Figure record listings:

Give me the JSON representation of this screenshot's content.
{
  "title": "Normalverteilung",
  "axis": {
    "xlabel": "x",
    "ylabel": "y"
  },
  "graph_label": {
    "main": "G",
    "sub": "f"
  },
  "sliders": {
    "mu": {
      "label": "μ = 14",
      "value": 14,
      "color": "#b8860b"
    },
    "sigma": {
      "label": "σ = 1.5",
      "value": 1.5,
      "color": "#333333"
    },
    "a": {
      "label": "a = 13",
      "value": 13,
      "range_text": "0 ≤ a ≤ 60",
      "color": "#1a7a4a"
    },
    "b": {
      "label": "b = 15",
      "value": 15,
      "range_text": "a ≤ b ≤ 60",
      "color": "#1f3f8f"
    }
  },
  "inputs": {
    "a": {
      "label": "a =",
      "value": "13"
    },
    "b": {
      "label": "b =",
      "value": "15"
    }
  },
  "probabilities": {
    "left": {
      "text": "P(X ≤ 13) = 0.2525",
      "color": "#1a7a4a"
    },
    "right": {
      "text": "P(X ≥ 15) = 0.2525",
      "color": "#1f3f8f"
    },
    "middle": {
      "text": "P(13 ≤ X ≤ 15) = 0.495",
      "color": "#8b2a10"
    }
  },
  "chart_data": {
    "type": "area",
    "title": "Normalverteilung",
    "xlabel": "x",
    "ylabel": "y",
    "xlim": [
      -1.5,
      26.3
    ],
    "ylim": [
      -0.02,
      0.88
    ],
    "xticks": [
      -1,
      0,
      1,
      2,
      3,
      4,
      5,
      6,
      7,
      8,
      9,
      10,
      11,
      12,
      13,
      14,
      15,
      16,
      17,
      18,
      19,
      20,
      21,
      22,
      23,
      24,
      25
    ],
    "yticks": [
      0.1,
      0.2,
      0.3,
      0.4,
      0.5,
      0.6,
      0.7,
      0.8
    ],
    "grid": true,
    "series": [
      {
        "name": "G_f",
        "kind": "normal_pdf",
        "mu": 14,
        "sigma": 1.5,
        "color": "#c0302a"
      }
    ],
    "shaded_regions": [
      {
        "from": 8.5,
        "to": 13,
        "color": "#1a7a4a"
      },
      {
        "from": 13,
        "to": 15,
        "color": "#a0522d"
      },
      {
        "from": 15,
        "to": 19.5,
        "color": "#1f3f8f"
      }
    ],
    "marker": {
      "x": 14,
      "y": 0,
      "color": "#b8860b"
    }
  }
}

### Instruction:
Pick every line with "title" in it and copy it.

### Correct answer:
  "title": "Normalverteilung",
    "title": "Normalverteilung",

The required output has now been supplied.